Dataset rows
------
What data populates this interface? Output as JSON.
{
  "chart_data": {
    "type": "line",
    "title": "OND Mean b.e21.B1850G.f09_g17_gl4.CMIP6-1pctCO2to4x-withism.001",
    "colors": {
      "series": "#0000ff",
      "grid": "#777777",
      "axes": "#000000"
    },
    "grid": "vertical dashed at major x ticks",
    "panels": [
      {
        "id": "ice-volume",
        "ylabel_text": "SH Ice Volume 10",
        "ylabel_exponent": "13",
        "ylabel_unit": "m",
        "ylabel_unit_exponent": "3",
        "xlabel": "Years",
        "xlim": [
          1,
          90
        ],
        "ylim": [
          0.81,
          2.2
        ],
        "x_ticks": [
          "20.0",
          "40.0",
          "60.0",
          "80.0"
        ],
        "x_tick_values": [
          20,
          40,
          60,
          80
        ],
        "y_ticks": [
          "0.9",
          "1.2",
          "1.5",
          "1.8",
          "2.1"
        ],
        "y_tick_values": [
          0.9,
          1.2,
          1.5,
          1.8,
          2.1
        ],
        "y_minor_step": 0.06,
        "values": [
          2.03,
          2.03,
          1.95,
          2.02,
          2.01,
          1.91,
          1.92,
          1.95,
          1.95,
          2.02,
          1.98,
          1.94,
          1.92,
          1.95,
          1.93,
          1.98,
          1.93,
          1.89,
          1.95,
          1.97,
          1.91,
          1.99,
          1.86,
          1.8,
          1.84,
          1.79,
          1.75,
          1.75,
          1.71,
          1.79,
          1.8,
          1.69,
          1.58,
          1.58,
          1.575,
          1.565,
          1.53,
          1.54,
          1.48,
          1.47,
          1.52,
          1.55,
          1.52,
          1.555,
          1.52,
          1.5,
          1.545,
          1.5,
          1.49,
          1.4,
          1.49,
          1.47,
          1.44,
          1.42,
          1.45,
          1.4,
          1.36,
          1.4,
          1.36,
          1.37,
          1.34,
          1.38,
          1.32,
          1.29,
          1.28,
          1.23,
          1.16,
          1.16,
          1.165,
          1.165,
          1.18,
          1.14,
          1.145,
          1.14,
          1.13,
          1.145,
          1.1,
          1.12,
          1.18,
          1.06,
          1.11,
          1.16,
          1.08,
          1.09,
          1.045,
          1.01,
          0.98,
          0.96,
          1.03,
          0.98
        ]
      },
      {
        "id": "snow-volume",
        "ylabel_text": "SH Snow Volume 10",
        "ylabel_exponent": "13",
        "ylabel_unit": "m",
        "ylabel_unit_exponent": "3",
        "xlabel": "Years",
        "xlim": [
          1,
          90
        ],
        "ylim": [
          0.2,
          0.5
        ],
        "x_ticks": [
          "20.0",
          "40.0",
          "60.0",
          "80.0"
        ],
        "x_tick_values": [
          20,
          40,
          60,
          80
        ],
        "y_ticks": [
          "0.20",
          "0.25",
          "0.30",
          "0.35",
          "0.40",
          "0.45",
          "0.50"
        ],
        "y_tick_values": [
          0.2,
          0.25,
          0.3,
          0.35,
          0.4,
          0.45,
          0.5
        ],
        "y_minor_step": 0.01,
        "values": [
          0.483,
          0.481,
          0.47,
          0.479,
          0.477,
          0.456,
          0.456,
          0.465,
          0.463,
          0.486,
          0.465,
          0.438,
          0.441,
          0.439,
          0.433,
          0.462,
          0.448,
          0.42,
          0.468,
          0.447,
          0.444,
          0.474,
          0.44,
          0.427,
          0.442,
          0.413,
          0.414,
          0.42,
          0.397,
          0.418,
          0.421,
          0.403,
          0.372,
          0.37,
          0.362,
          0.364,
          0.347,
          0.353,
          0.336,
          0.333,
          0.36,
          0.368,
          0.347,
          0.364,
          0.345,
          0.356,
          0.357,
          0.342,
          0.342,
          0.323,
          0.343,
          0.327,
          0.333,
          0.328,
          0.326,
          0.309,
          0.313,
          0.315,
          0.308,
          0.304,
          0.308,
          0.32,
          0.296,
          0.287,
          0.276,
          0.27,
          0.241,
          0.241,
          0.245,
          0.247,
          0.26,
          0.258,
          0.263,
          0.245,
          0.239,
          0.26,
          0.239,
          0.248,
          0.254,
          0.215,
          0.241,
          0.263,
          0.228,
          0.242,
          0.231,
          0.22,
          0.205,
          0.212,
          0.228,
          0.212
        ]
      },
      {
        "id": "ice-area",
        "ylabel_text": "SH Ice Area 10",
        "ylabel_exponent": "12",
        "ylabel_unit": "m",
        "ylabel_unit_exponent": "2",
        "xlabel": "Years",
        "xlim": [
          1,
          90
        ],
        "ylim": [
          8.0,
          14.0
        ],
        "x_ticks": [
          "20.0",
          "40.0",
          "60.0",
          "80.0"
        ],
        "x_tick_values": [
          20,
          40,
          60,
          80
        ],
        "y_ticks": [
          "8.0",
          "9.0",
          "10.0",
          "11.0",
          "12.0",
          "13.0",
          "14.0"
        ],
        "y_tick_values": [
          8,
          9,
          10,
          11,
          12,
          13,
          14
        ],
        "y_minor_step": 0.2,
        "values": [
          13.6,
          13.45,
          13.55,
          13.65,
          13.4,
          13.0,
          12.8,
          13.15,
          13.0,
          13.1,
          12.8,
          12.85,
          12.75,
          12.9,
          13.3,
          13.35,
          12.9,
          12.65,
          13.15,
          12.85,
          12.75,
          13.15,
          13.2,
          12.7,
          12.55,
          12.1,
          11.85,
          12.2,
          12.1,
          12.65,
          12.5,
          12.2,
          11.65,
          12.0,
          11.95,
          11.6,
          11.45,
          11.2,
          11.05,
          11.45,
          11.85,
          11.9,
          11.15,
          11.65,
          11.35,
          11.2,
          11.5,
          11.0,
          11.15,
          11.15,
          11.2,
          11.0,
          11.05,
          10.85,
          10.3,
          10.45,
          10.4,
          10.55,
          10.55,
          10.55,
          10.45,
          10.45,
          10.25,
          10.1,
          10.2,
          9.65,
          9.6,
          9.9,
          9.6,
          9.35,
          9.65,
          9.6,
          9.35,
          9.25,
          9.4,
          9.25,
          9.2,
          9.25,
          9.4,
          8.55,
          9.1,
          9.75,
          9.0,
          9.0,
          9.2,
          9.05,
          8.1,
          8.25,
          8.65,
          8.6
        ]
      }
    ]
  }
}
------
> REQUIREMENTS: Retype all the material above precisely, with no line left out.

> RESULT BELOW:
What data populates this interface? Output as JSON.
{
  "chart_data": {
    "type": "line",
    "title": "OND Mean b.e21.B1850G.f09_g17_gl4.CMIP6-1pctCO2to4x-withism.001",
    "colors": {
      "series": "#0000ff",
      "grid": "#777777",
      "axes": "#000000"
    },
    "grid": "vertical dashed at major x ticks",
    "panels": [
      {
        "id": "ice-volume",
        "ylabel_text": "SH Ice Volume 10",
        "ylabel_exponent": "13",
        "ylabel_unit": "m",
        "ylabel_unit_exponent": "3",
        "xlabel": "Years",
        "xlim": [
          1,
          90
        ],
        "ylim": [
          0.81,
          2.2
        ],
        "x_ticks": [
          "20.0",
          "40.0",
          "60.0",
          "80.0"
        ],
        "x_tick_values": [
          20,
          40,
          60,
          80
        ],
        "y_ticks": [
          "0.9",
          "1.2",
          "1.5",
          "1.8",
          "2.1"
        ],
        "y_tick_values": [
          0.9,
          1.2,
          1.5,
          1.8,
          2.1
        ],
        "y_minor_step": 0.06,
        "values": [
          2.03,
          2.03,
          1.95,
          2.02,
          2.01,
          1.91,
          1.92,
          1.95,
          1.95,
          2.02,
          1.98,
          1.94,
          1.92,
          1.95,
          1.93,
          1.98,
          1.93,
          1.89,
          1.95,
          1.97,
          1.91,
          1.99,
          1.86,
          1.8,
          1.84,
          1.79,
          1.75,
          1.75,
          1.71,
          1.79,
          1.8,
          1.69,
          1.58,
          1.58,
          1.575,
          1.565,
          1.53,
          1.54,
          1.48,
          1.47,
          1.52,
          1.55,
          1.52,
          1.555,
          1.52,
          1.5,
          1.545,
          1.5,
          1.49,
          1.4,
          1.49,
          1.47,
          1.44,
          1.42,
          1.45,
          1.4,
          1.36,
          1.4,
          1.36,
          1.37,
          1.34,
          1.38,
          1.32,
          1.29,
          1.28,
          1.23,
          1.16,
          1.16,
          1.165,
          1.165,
          1.18,
          1.14,
          1.145,
          1.14,
          1.13,
          1.145,
          1.1,
          1.12,
          1.18,
          1.06,
          1.11,
          1.16,
          1.08,
          1.09,
          1.045,
          1.01,
          0.98,
          0.96,
          1.03,
          0.98
        ]
      },
      {
        "id": "snow-volume",
        "ylabel_text": "SH Snow Volume 10",
        "ylabel_exponent": "13",
        "ylabel_unit": "m",
        "ylabel_unit_exponent": "3",
        "xlabel": "Years",
        "xlim": [
          1,
          90
        ],
        "ylim": [
          0.2,
          0.5
        ],
        "x_ticks": [
          "20.0",
          "40.0",
          "60.0",
          "80.0"
        ],
        "x_tick_values": [
          20,
          40,
          60,
          80
        ],
        "y_ticks": [
          "0.20",
          "0.25",
          "0.30",
          "0.35",
          "0.40",
          "0.45",
          "0.50"
        ],
        "y_tick_values": [
          0.2,
          0.25,
          0.3,
          0.35,
          0.4,
          0.45,
          0.5
        ],
        "y_minor_step": 0.01,
        "values": [
          0.483,
          0.481,
          0.47,
          0.479,
          0.477,
          0.456,
          0.456,
          0.465,
          0.463,
          0.486,
          0.465,
          0.438,
          0.441,
          0.439,
          0.433,
          0.462,
          0.448,
          0.42,
          0.468,
          0.447,
          0.444,
          0.474,
          0.44,
          0.427,
          0.442,
          0.413,
          0.414,
          0.42,
          0.397,
          0.418,
          0.421,
          0.403,
          0.372,
          0.37,
          0.362,
          0.364,
          0.347,
          0.353,
          0.336,
          0.333,
          0.36,
          0.368,
          0.347,
          0.364,
          0.345,
          0.356,
          0.357,
          0.342,
          0.342,
          0.323,
          0.343,
          0.327,
          0.333,
          0.328,
          0.326,
          0.309,
          0.313,
          0.315,
          0.308,
          0.304,
          0.308,
          0.32,
          0.296,
          0.287,
          0.276,
          0.27,
          0.241,
          0.241,
          0.245,
          0.247,
          0.26,
          0.258,
          0.263,
          0.245,
          0.239,
          0.26,
          0.239,
          0.248,
          0.254,
          0.215,
          0.241,
          0.263,
          0.228,
          0.242,
          0.231,
          0.22,
          0.205,
          0.212,
          0.228,
          0.212
        ]
      },
      {
        "id": "ice-area",
        "ylabel_text": "SH Ice Area 10",
        "ylabel_exponent": "12",
        "ylabel_unit": "m",
        "ylabel_unit_exponent": "2",
        "xlabel": "Years",
        "xlim": [
          1,
          90
        ],
        "ylim": [
          8.0,
          14.0
        ],
        "x_ticks": [
          "20.0",
          "40.0",
          "60.0",
          "80.0"
        ],
        "x_tick_values": [
          20,
          40,
          60,
          80
        ],
        "y_ticks": [
          "8.0",
          "9.0",
          "10.0",
          "11.0",
          "12.0",
          "13.0",
          "14.0"
        ],
        "y_tick_values": [
          8,
          9,
          10,
          11,
          12,
          13,
          14
        ],
        "y_minor_step": 0.2,
        "values": [
          13.6,
          13.45,
          13.55,
          13.65,
          13.4,
          13.0,
          12.8,
          13.15,
          13.0,
          13.1,
          12.8,
          12.85,
          12.75,
          12.9,
          13.3,
          13.35,
          12.9,
          12.65,
          13.15,
          12.85,
          12.75,
          13.15,
          13.2,
          12.7,
          12.55,
          12.1,
          11.85,
          12.2,
          12.1,
          12.65,
          12.5,
          12.2,
          11.65,
          12.0,
          11.95,
          11.6,
          11.45,
          11.2,
          11.05,
          11.45,
          11.85,
          11.9,
          11.15,
          11.65,
          11.35,
          11.2,
          11.5,
          11.0,
          11.15,
          11.15,
          11.2,
          11.0,
          11.05,
          10.85,
          10.3,
          10.45,
          10.4,
          10.55,
          10.55,
          10.55,
          10.45,
          10.45,
          10.25,
          10.1,
          10.2,
          9.65,
          9.6,
          9.9,
          9.6,
          9.35,
          9.65,
          9.6,
          9.35,
          9.25,
          9.4,
          9.25,
          9.2,
          9.25,
          9.4,
          8.55,
          9.1,
          9.75,
          9.0,
          9.0,
          9.2,
          9.05,
          8.1,
          8.25,
          8.65,
          8.6
        ]
      }
    ]
  }
}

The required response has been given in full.